**EXERCISE TASK**
Copy out each line that includes the word "NoWebsite".

**DATA IN THIS EXERCISE**
** Start **

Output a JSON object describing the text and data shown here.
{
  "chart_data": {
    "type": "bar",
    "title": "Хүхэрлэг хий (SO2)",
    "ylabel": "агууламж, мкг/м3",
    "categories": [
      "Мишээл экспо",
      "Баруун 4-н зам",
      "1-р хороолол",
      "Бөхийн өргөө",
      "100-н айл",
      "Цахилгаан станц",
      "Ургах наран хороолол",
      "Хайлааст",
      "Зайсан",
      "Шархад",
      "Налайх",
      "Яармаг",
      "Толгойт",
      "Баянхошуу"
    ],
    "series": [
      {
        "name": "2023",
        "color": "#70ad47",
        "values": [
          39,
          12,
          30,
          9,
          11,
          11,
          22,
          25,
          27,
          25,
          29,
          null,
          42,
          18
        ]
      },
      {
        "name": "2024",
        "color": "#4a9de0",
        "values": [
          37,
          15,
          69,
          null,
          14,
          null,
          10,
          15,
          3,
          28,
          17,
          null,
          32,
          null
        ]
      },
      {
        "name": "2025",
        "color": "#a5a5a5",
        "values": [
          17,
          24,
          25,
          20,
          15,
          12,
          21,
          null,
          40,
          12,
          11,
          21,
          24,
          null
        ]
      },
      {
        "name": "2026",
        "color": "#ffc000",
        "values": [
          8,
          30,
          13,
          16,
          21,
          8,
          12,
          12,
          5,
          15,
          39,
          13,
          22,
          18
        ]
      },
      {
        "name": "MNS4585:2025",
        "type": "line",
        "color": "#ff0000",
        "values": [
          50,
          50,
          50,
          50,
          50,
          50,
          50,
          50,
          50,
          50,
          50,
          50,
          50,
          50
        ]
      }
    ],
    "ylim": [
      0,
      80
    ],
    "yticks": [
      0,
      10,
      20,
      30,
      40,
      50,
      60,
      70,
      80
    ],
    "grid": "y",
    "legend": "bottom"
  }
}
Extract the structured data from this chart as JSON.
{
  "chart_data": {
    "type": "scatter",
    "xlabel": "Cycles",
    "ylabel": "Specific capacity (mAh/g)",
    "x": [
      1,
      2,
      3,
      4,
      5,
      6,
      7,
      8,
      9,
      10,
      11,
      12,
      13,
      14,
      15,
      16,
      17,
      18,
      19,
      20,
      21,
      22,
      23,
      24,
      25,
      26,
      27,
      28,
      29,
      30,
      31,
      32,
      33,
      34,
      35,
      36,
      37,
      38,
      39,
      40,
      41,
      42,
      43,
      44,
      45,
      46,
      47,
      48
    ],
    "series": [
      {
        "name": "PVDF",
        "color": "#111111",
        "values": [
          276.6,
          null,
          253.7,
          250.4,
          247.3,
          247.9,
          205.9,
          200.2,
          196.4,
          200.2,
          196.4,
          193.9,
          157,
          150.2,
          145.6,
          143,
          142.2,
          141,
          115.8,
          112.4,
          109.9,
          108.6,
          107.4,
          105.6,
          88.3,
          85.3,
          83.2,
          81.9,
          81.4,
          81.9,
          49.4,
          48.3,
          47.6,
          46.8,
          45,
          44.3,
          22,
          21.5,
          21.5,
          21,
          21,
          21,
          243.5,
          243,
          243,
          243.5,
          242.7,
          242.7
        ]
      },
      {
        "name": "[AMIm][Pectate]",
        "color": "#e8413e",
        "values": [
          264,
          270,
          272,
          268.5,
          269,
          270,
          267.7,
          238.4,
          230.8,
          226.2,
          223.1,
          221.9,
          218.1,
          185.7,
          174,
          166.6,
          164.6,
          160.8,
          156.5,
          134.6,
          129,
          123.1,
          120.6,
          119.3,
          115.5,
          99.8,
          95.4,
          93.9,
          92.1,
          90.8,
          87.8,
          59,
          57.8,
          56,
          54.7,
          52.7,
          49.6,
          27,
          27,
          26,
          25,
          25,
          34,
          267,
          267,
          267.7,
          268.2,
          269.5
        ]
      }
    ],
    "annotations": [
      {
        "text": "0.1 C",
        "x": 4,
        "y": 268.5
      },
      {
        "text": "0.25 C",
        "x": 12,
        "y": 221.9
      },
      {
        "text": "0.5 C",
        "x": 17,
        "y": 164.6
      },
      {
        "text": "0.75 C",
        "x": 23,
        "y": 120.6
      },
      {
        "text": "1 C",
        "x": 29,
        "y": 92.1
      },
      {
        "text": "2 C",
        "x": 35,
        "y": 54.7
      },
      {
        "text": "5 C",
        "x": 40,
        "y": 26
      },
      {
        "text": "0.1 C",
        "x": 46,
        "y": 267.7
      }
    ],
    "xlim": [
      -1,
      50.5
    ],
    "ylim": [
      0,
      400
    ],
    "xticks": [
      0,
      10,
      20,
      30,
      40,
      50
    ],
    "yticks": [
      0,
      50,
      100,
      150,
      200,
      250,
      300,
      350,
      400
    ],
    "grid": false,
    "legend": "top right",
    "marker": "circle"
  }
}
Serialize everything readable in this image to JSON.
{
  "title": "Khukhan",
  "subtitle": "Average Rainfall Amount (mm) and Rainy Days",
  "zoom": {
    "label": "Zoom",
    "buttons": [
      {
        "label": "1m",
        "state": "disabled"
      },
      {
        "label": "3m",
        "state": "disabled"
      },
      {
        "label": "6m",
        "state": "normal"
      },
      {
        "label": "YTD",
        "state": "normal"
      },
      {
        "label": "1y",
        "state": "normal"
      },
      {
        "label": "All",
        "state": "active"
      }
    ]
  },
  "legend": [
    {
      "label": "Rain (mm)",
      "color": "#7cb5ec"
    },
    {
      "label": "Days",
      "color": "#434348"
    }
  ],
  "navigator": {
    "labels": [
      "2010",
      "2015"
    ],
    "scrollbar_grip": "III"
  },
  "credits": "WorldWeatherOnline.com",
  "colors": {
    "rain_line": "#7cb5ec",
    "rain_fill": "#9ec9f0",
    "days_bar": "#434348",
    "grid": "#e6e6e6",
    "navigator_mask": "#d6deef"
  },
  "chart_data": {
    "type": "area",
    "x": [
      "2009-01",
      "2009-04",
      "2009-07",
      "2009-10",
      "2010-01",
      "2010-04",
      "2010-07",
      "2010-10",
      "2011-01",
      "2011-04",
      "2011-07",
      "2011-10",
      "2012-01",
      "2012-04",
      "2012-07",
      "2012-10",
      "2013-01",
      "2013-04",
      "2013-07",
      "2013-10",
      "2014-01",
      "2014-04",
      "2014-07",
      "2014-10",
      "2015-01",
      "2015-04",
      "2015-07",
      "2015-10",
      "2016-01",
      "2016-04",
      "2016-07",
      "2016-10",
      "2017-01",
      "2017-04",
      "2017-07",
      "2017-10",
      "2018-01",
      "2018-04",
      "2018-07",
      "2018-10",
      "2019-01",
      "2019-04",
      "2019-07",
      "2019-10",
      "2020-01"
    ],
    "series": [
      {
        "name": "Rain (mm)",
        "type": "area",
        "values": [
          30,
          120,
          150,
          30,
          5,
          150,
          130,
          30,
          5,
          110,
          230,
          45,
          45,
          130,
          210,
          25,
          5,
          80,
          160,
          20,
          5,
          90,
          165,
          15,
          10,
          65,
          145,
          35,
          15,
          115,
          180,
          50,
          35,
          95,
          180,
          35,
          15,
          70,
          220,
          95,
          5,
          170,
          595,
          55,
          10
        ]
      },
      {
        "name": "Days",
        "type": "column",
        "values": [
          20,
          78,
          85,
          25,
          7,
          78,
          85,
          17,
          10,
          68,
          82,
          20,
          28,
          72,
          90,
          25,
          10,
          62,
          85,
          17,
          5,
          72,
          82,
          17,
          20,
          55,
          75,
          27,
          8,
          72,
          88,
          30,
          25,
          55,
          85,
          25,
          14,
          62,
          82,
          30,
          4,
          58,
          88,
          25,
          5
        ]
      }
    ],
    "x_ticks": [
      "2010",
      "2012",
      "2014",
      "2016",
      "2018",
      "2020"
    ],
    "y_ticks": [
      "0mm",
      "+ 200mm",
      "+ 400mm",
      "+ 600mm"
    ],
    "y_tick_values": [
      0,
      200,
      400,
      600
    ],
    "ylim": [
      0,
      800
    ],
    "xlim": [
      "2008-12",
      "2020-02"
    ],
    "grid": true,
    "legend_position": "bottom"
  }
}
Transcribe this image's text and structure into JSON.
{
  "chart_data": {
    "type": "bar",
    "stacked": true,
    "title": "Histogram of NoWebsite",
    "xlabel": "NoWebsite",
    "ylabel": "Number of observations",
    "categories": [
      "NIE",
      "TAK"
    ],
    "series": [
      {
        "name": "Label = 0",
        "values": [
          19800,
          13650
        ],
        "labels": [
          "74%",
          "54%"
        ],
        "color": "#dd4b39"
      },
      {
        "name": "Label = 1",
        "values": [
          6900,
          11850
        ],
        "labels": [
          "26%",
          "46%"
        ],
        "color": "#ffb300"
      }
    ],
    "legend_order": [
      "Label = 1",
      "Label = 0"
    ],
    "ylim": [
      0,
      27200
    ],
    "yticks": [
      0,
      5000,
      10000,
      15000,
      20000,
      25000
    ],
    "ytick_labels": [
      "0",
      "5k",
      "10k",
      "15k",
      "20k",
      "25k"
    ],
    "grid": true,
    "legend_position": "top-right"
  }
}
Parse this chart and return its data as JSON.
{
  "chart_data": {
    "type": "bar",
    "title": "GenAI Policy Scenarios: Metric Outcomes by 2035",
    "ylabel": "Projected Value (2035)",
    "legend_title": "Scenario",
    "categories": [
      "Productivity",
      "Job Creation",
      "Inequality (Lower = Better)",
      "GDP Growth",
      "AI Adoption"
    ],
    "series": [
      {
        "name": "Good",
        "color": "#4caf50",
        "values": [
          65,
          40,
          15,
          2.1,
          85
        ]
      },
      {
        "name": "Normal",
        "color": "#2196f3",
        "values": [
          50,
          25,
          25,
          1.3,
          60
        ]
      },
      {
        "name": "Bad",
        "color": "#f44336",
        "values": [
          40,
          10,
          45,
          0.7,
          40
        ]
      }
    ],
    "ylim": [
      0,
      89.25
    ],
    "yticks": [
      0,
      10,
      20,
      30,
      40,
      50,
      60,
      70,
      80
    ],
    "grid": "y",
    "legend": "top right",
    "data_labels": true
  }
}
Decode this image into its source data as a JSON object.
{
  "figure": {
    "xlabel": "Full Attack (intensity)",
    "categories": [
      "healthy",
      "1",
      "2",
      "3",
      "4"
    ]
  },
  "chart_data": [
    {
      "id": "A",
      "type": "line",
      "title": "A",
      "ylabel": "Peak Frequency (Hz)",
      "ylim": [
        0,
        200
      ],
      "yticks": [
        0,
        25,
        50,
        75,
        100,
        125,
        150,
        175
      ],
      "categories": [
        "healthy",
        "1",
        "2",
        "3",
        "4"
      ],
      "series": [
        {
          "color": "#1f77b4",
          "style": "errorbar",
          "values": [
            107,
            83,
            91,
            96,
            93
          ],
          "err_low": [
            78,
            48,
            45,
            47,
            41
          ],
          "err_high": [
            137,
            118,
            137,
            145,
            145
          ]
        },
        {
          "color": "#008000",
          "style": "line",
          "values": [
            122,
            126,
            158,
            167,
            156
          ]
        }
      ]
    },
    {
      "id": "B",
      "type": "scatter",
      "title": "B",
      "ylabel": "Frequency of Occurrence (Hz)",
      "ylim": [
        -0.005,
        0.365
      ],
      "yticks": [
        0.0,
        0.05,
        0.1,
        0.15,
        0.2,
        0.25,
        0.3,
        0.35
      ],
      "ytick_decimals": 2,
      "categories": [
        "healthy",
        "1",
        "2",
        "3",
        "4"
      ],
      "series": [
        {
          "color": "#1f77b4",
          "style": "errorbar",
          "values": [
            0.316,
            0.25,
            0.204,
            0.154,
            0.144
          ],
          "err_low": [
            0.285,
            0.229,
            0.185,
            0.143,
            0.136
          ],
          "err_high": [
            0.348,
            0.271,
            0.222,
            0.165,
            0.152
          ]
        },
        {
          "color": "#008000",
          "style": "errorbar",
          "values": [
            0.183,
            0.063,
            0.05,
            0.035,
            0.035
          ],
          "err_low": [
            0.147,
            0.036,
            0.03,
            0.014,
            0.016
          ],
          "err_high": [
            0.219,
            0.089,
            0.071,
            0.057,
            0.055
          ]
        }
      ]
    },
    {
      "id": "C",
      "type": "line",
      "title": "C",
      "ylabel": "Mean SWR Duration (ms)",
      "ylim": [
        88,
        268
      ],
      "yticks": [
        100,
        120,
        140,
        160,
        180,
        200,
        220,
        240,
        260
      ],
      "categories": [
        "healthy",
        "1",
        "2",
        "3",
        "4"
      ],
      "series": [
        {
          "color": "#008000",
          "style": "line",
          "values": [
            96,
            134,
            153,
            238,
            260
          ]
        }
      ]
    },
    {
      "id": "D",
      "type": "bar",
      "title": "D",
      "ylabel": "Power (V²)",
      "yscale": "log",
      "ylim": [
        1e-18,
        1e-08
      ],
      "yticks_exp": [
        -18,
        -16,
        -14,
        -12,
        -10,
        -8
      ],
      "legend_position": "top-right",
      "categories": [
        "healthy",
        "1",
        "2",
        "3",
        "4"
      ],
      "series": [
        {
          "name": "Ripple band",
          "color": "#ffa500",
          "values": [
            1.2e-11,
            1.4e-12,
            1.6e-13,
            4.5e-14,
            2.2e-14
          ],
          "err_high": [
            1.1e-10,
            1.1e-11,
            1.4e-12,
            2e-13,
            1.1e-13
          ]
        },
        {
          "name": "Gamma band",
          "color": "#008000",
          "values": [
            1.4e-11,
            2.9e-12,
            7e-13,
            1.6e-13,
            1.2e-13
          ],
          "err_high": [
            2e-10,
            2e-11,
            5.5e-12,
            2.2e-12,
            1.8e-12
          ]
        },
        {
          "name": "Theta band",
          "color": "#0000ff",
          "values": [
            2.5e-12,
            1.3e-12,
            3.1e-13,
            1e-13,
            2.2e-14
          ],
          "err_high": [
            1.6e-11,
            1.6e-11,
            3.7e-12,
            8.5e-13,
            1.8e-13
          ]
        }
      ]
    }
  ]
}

** End **

**COMPLETED TASK**
    "title": "Histogram of NoWebsite",
    "xlabel": "NoWebsite",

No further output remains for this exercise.